(Collected data)
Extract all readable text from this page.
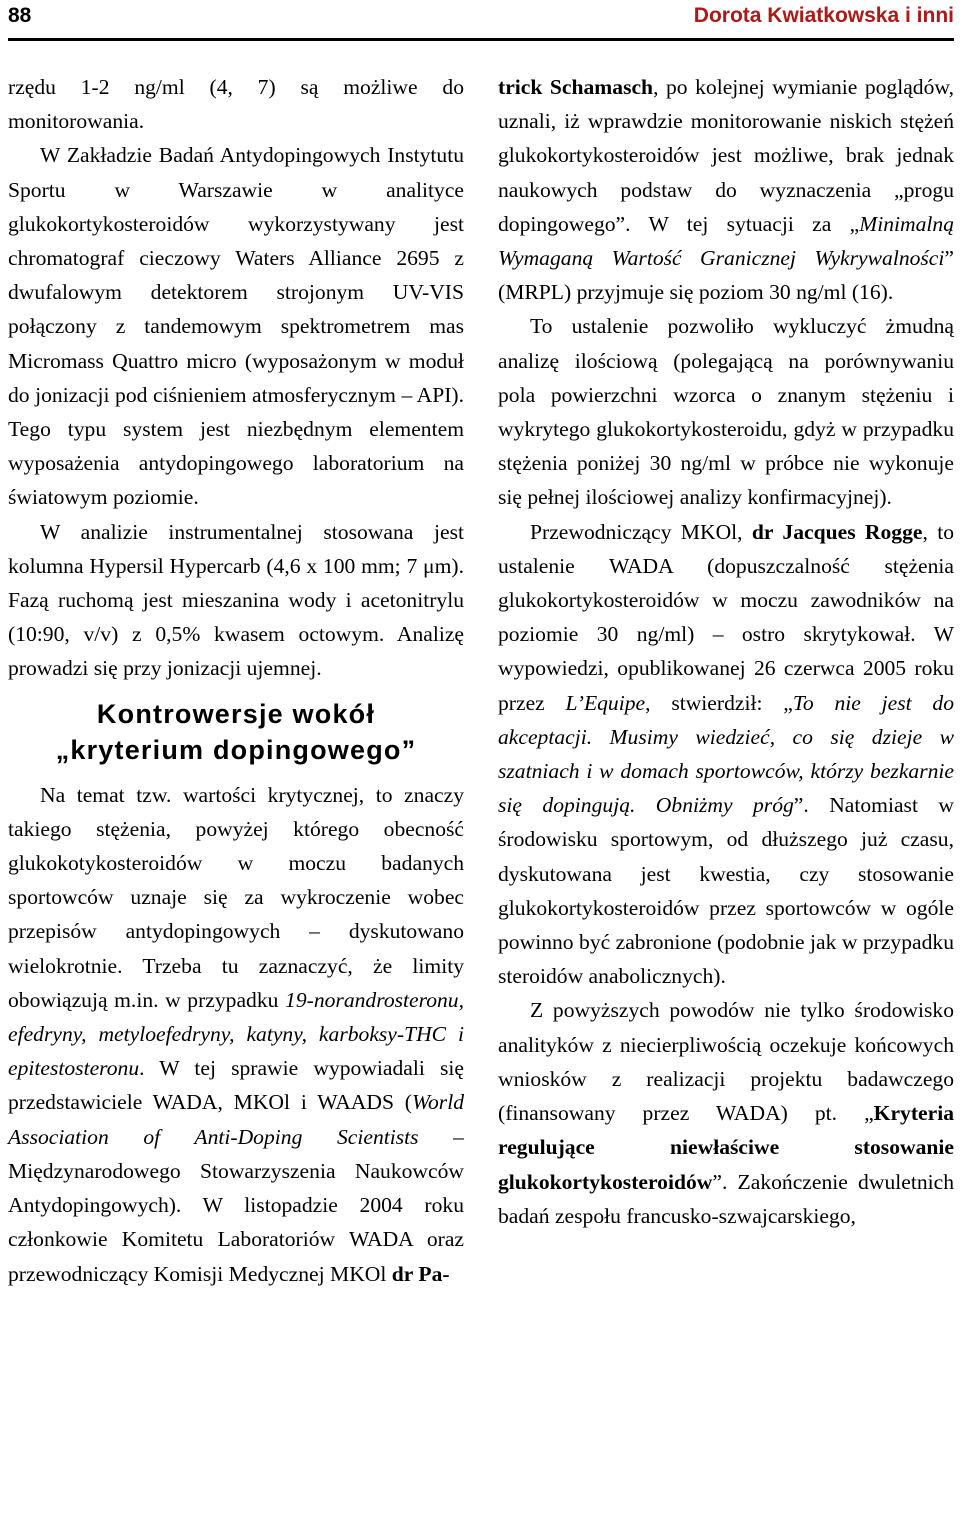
88	Dorota Kwiatkowska i inni

rzędu 1-2 ng/ml (4, 7) są możliwe do monitorowania.

W Zakładzie Badań Antydopingowych Instytutu Sportu w Warszawie w analityce glukokortykosteroidów wykorzystywany jest chromatograf cieczowy Waters Alliance 2695 z dwufalowym detektorem strojonym UV-VIS połączony z tandemowym spektrometrem mas Micromass Quattro micro (wyposażonym w moduł do jonizacji pod ciśnieniem atmosferycznym – API). Tego typu system jest niezbędnym elementem wyposażenia antydopingowego laboratorium na światowym poziomie.

W analizie instrumentalnej stosowana jest kolumna Hypersil Hypercarb (4,6 x 100 mm; 7 μm). Fazą ruchomą jest mieszanina wody i acetonitrylu (10:90, v/v) z 0,5% kwasem octowym. Analizę prowadzi się przy jonizacji ujemnej.

Kontrowersje wokół
„kryterium dopingowego”

Na temat tzw. wartości krytycznej, to znaczy takiego stężenia, powyżej którego obecność glukokotykosteroidów w moczu badanych sportowców uznaje się za wykroczenie wobec przepisów antydopingowych – dyskutowano wielokrotnie. Trzeba tu zaznaczyć, że limity obowiązują m.in. w przypadku 19-norandrosteronu, efedryny, metyloefedryny, katyny, karboksy-THC i epitestosteronu. W tej sprawie wypowiadali się przedstawiciele WADA, MKOl i WAADS (World Association of Anti-Doping Scientists – Międzynarodowego Stowarzyszenia Naukowców Antydopingowych). W listopadzie 2004 roku członkowie Komitetu Laboratoriów WADA oraz przewodniczący Komisji Medycznej MKOl dr Pa-

trick Schamasch, po kolejnej wymianie poglądów, uznali, iż wprawdzie monitorowanie niskich stężeń glukokortykosteroidów jest możliwe, brak jednak naukowych podstaw do wyznaczenia „progu dopingowego”. W tej sytuacji za „Minimalną Wymaganą Wartość Granicznej Wykrywalności” (MRPL) przyjmuje się poziom 30 ng/ml (16).

To ustalenie pozwoliło wykluczyć żmudną analizę ilościową (polegającą na porównywaniu pola powierzchni wzorca o znanym stężeniu i wykrytego glukokortykosteroidu, gdyż w przypadku stężenia poniżej 30 ng/ml w próbce nie wykonuje się pełnej ilościowej analizy konfirmacyjnej).

Przewodniczący MKOl, dr Jacques Rogge, to ustalenie WADA (dopuszczalność stężenia glukokortykosteroidów w moczu zawodników na poziomie 30 ng/ml) – ostro skrytykował. W wypowiedzi, opublikowanej 26 czerwca 2005 roku przez L’Equipe, stwierdził: „To nie jest do akceptacji. Musimy wiedzieć, co się dzieje w szatniach i w domach sportowców, którzy bezkarnie się dopingują. Obniżmy próg”. Natomiast w środowisku sportowym, od dłuższego już czasu, dyskutowana jest kwestia, czy stosowanie glukokortykosteroidów przez sportowców w ogóle powinno być zabronione (podobnie jak w przypadku steroidów anabolicznych).

Z powyższych powodów nie tylko środowisko analityków z niecierpliwością oczekuje końcowych wniosków z realizacji projektu badawczego (finansowany przez WADA) pt. „Kryteria regulujące niewłaściwe stosowanie glukokortykosteroidów”. Zakończenie dwuletnich badań zespołu francusko-szwajcarskiego,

**EXERCISE:**
Retype the listing exactly. Pictures do not belong in the copy.

**SOLUTION FOR THIS EXERCISE:**
Extract all readable text from this page.
88	Dorota Kwiatkowska i inni

rzędu 1-2 ng/ml (4, 7) są możliwe do monitorowania.

W Zakładzie Badań Antydopingowych Instytutu Sportu w Warszawie w analityce glukokortykosteroidów wykorzystywany jest chromatograf cieczowy Waters Alliance 2695 z dwufalowym detektorem strojonym UV-VIS połączony z tandemowym spektrometrem mas Micromass Quattro micro (wyposażonym w moduł do jonizacji pod ciśnieniem atmosferycznym – API). Tego typu system jest niezbędnym elementem wyposażenia antydopingowego laboratorium na światowym poziomie.

W analizie instrumentalnej stosowana jest kolumna Hypersil Hypercarb (4,6 x 100 mm; 7 μm). Fazą ruchomą jest mieszanina wody i acetonitrylu (10:90, v/v) z 0,5% kwasem octowym. Analizę prowadzi się przy jonizacji ujemnej.

Kontrowersje wokół
„kryterium dopingowego”

Na temat tzw. wartości krytycznej, to znaczy takiego stężenia, powyżej którego obecność glukokotykosteroidów w moczu badanych sportowców uznaje się za wykroczenie wobec przepisów antydopingowych – dyskutowano wielokrotnie. Trzeba tu zaznaczyć, że limity obowiązują m.in. w przypadku 19-norandrosteronu, efedryny, metyloefedryny, katyny, karboksy-THC i epitestosteronu. W tej sprawie wypowiadali się przedstawiciele WADA, MKOl i WAADS (World Association of Anti-Doping Scientists – Międzynarodowego Stowarzyszenia Naukowców Antydopingowych). W listopadzie 2004 roku członkowie Komitetu Laboratoriów WADA oraz przewodniczący Komisji Medycznej MKOl dr Pa-

trick Schamasch, po kolejnej wymianie poglądów, uznali, iż wprawdzie monitorowanie niskich stężeń glukokortykosteroidów jest możliwe, brak jednak naukowych podstaw do wyznaczenia „progu dopingowego”. W tej sytuacji za „Minimalną Wymaganą Wartość Granicznej Wykrywalności” (MRPL) przyjmuje się poziom 30 ng/ml (16).

To ustalenie pozwoliło wykluczyć żmudną analizę ilościową (polegającą na porównywaniu pola powierzchni wzorca o znanym stężeniu i wykrytego glukokortykosteroidu, gdyż w przypadku stężenia poniżej 30 ng/ml w próbce nie wykonuje się pełnej ilościowej analizy konfirmacyjnej).

Przewodniczący MKOl, dr Jacques Rogge, to ustalenie WADA (dopuszczalność stężenia glukokortykosteroidów w moczu zawodników na poziomie 30 ng/ml) – ostro skrytykował. W wypowiedzi, opublikowanej 26 czerwca 2005 roku przez L’Equipe, stwierdził: „To nie jest do akceptacji. Musimy wiedzieć, co się dzieje w szatniach i w domach sportowców, którzy bezkarnie się dopingują. Obniżmy próg”. Natomiast w środowisku sportowym, od dłuższego już czasu, dyskutowana jest kwestia, czy stosowanie glukokortykosteroidów przez sportowców w ogóle powinno być zabronione (podobnie jak w przypadku steroidów anabolicznych).

Z powyższych powodów nie tylko środowisko analityków z niecierpliwością oczekuje końcowych wniosków z realizacji projektu badawczego (finansowany przez WADA) pt. „Kryteria regulujące niewłaściwe stosowanie glukokortykosteroidów”. Zakończenie dwuletnich badań zespołu francusko-szwajcarskiego,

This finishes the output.